__EXERCISE__: Reproduce exactly the line in which "Read the values" occurs and all the lines after it, ending with the last line.

__RECORDED INFORMATION__:
# # # #
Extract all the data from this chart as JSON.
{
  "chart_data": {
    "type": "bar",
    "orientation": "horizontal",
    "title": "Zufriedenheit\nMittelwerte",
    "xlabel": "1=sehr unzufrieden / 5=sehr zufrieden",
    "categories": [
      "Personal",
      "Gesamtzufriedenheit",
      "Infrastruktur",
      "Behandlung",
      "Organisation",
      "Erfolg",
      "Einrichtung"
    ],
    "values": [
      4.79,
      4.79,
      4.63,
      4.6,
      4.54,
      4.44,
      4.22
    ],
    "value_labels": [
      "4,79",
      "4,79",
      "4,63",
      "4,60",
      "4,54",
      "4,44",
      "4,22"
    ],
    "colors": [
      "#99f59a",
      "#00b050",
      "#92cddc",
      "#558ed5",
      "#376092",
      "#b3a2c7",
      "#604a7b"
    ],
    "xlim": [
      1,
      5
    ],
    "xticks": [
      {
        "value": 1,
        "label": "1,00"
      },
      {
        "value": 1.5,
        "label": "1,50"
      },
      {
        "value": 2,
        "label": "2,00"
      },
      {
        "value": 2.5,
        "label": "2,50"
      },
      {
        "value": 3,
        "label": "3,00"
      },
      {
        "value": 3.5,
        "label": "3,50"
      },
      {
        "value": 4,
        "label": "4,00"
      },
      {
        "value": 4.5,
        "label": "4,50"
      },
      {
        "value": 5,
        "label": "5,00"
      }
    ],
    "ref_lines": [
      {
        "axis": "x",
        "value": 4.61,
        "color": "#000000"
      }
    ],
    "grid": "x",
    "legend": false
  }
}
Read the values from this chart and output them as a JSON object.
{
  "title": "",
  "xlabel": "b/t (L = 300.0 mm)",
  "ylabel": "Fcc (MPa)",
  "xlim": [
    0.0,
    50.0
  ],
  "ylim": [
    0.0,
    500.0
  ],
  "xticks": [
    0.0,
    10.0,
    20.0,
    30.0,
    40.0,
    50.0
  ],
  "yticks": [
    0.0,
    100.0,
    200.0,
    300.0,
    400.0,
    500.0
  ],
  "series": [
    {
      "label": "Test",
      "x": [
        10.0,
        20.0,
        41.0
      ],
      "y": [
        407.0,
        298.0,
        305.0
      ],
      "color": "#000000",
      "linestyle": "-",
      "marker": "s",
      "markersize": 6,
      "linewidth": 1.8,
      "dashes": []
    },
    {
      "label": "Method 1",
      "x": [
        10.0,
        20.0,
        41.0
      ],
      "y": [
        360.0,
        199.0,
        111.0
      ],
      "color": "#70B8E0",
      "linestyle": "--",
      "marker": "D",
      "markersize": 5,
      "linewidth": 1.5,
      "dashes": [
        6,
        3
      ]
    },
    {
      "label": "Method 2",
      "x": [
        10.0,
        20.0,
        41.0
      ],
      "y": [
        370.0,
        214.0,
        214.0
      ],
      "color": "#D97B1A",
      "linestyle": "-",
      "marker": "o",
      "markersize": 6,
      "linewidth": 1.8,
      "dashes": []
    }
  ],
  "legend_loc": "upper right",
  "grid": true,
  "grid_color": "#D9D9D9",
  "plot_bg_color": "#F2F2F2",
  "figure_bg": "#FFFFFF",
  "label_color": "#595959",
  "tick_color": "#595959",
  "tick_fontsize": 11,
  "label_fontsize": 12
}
# # # #
__OUTPUT FOR THIS TASK__:
Read the values from this chart and output them as a JSON object.
{
  "title": "",
  "xlabel": "b/t (L = 300.0 mm)",
  "ylabel": "Fcc (MPa)",
  "xlim": [
    0.0,
    50.0
  ],
  "ylim": [
    0.0,
    500.0
  ],
  "xticks": [
    0.0,
    10.0,
    20.0,
    30.0,
    40.0,
    50.0
  ],
  "yticks": [
    0.0,
    100.0,
    200.0,
    300.0,
    400.0,
    500.0
  ],
  "series": [
    {
      "label": "Test",
      "x": [
        10.0,
        20.0,
        41.0
      ],
      "y": [
        407.0,
        298.0,
        305.0
      ],
      "color": "#000000",
      "linestyle": "-",
      "marker": "s",
      "markersize": 6,
      "linewidth": 1.8,
      "dashes": []
    },
    {
      "label": "Method 1",
      "x": [
        10.0,
        20.0,
        41.0
      ],
      "y": [
        360.0,
        199.0,
        111.0
      ],
      "color": "#70B8E0",
      "linestyle": "--",
      "marker": "D",
      "markersize": 5,
      "linewidth": 1.5,
      "dashes": [
        6,
        3
      ]
    },
    {
      "label": "Method 2",
      "x": [
        10.0,
        20.0,
        41.0
      ],
      "y": [
        370.0,
        214.0,
        214.0
      ],
      "color": "#D97B1A",
      "linestyle": "-",
      "marker": "o",
      "markersize": 6,
      "linewidth": 1.8,
      "dashes": []
    }
  ],
  "legend_loc": "upper right",
  "grid": true,
  "grid_color": "#D9D9D9",
  "plot_bg_color": "#F2F2F2",
  "figure_bg": "#FFFFFF",
  "label_color": "#595959",
  "tick_color": "#595959",
  "tick_fontsize": 11,
  "label_fontsize": 12
}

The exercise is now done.